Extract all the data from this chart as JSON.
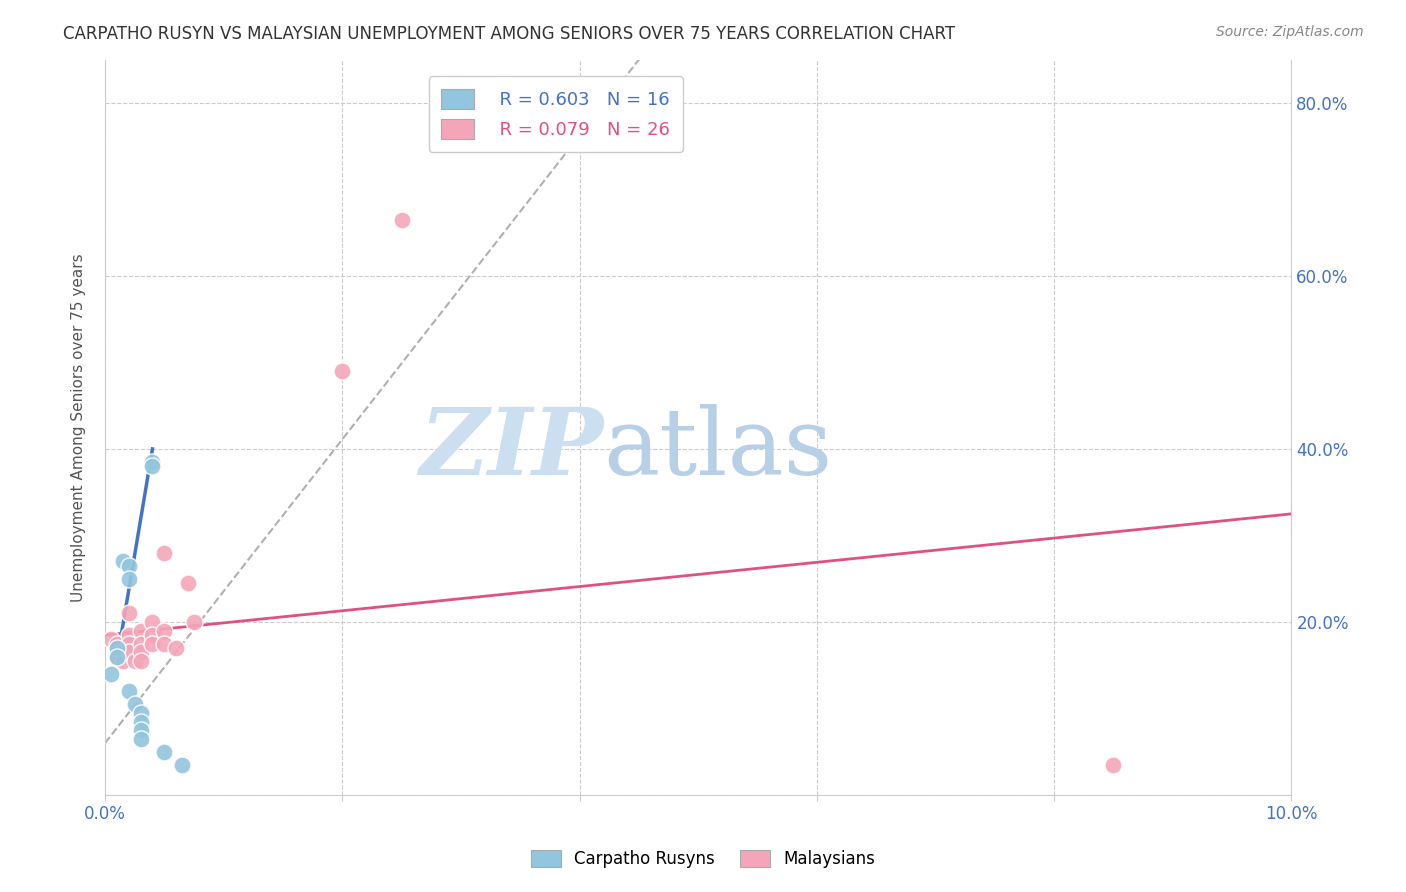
{
  "title": "CARPATHO RUSYN VS MALAYSIAN UNEMPLOYMENT AMONG SENIORS OVER 75 YEARS CORRELATION CHART",
  "source": "Source: ZipAtlas.com",
  "ylabel": "Unemployment Among Seniors over 75 years",
  "xlim": [
    0.0,
    0.1
  ],
  "ylim": [
    0.0,
    0.85
  ],
  "x_ticks": [
    0.0,
    0.02,
    0.04,
    0.06,
    0.08,
    0.1
  ],
  "x_tick_labels": [
    "0.0%",
    "",
    "",
    "",
    "",
    "10.0%"
  ],
  "y_ticks": [
    0.0,
    0.2,
    0.4,
    0.6,
    0.8
  ],
  "right_y_tick_labels": [
    "",
    "20.0%",
    "40.0%",
    "60.0%",
    "80.0%"
  ],
  "legend_r1": "R = 0.603",
  "legend_n1": "N = 16",
  "legend_r2": "R = 0.079",
  "legend_n2": "N = 26",
  "blue_color": "#92c5de",
  "pink_color": "#f4a6b8",
  "blue_line_color": "#4472c4",
  "pink_line_color": "#e05080",
  "dashed_line_color": "#b0b0b0",
  "watermark_zip_color": "#ccdff0",
  "watermark_atlas_color": "#b8cfe8",
  "background_color": "#ffffff",
  "carpatho_x": [
    0.0005,
    0.001,
    0.001,
    0.0015,
    0.002,
    0.002,
    0.002,
    0.0025,
    0.003,
    0.003,
    0.003,
    0.003,
    0.004,
    0.004,
    0.005,
    0.0065
  ],
  "carpatho_y": [
    0.14,
    0.17,
    0.16,
    0.27,
    0.265,
    0.25,
    0.12,
    0.105,
    0.095,
    0.085,
    0.075,
    0.065,
    0.385,
    0.38,
    0.05,
    0.035
  ],
  "malaysian_x": [
    0.0005,
    0.001,
    0.001,
    0.0015,
    0.0015,
    0.002,
    0.002,
    0.002,
    0.002,
    0.0025,
    0.003,
    0.003,
    0.003,
    0.003,
    0.004,
    0.004,
    0.004,
    0.005,
    0.005,
    0.005,
    0.006,
    0.007,
    0.0075,
    0.02,
    0.025,
    0.085
  ],
  "malaysian_y": [
    0.18,
    0.175,
    0.16,
    0.165,
    0.155,
    0.21,
    0.185,
    0.175,
    0.165,
    0.155,
    0.19,
    0.175,
    0.165,
    0.155,
    0.2,
    0.185,
    0.175,
    0.19,
    0.175,
    0.28,
    0.17,
    0.245,
    0.2,
    0.49,
    0.665,
    0.035
  ],
  "blue_trend_x": [
    0.001,
    0.004
  ],
  "blue_trend_y": [
    0.155,
    0.4
  ],
  "pink_trend_x": [
    0.0,
    0.1
  ],
  "pink_trend_y": [
    0.185,
    0.325
  ],
  "dashed_trend_x": [
    0.0,
    0.045
  ],
  "dashed_trend_y": [
    0.06,
    0.85
  ],
  "bottom_legend_labels": [
    "Carpatho Rusyns",
    "Malaysians"
  ]
}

__________

Problem description:
What is needed is an exact reproduction of the data, pictures excluded.

Answer to the problem:
Extract all the data from this chart as JSON.
{
  "title": "CARPATHO RUSYN VS MALAYSIAN UNEMPLOYMENT AMONG SENIORS OVER 75 YEARS CORRELATION CHART",
  "source": "Source: ZipAtlas.com",
  "ylabel": "Unemployment Among Seniors over 75 years",
  "xlim": [
    0.0,
    0.1
  ],
  "ylim": [
    0.0,
    0.85
  ],
  "x_ticks": [
    0.0,
    0.02,
    0.04,
    0.06,
    0.08,
    0.1
  ],
  "x_tick_labels": [
    "0.0%",
    "",
    "",
    "",
    "",
    "10.0%"
  ],
  "y_ticks": [
    0.0,
    0.2,
    0.4,
    0.6,
    0.8
  ],
  "right_y_tick_labels": [
    "",
    "20.0%",
    "40.0%",
    "60.0%",
    "80.0%"
  ],
  "legend_r1": "R = 0.603",
  "legend_n1": "N = 16",
  "legend_r2": "R = 0.079",
  "legend_n2": "N = 26",
  "blue_color": "#92c5de",
  "pink_color": "#f4a6b8",
  "blue_line_color": "#4472c4",
  "pink_line_color": "#e05080",
  "dashed_line_color": "#b0b0b0",
  "watermark_zip_color": "#ccdff0",
  "watermark_atlas_color": "#b8cfe8",
  "background_color": "#ffffff",
  "carpatho_x": [
    0.0005,
    0.001,
    0.001,
    0.0015,
    0.002,
    0.002,
    0.002,
    0.0025,
    0.003,
    0.003,
    0.003,
    0.003,
    0.004,
    0.004,
    0.005,
    0.0065
  ],
  "carpatho_y": [
    0.14,
    0.17,
    0.16,
    0.27,
    0.265,
    0.25,
    0.12,
    0.105,
    0.095,
    0.085,
    0.075,
    0.065,
    0.385,
    0.38,
    0.05,
    0.035
  ],
  "malaysian_x": [
    0.0005,
    0.001,
    0.001,
    0.0015,
    0.0015,
    0.002,
    0.002,
    0.002,
    0.002,
    0.0025,
    0.003,
    0.003,
    0.003,
    0.003,
    0.004,
    0.004,
    0.004,
    0.005,
    0.005,
    0.005,
    0.006,
    0.007,
    0.0075,
    0.02,
    0.025,
    0.085
  ],
  "malaysian_y": [
    0.18,
    0.175,
    0.16,
    0.165,
    0.155,
    0.21,
    0.185,
    0.175,
    0.165,
    0.155,
    0.19,
    0.175,
    0.165,
    0.155,
    0.2,
    0.185,
    0.175,
    0.19,
    0.175,
    0.28,
    0.17,
    0.245,
    0.2,
    0.49,
    0.665,
    0.035
  ],
  "blue_trend_x": [
    0.001,
    0.004
  ],
  "blue_trend_y": [
    0.155,
    0.4
  ],
  "pink_trend_x": [
    0.0,
    0.1
  ],
  "pink_trend_y": [
    0.185,
    0.325
  ],
  "dashed_trend_x": [
    0.0,
    0.045
  ],
  "dashed_trend_y": [
    0.06,
    0.85
  ],
  "bottom_legend_labels": [
    "Carpatho Rusyns",
    "Malaysians"
  ]
}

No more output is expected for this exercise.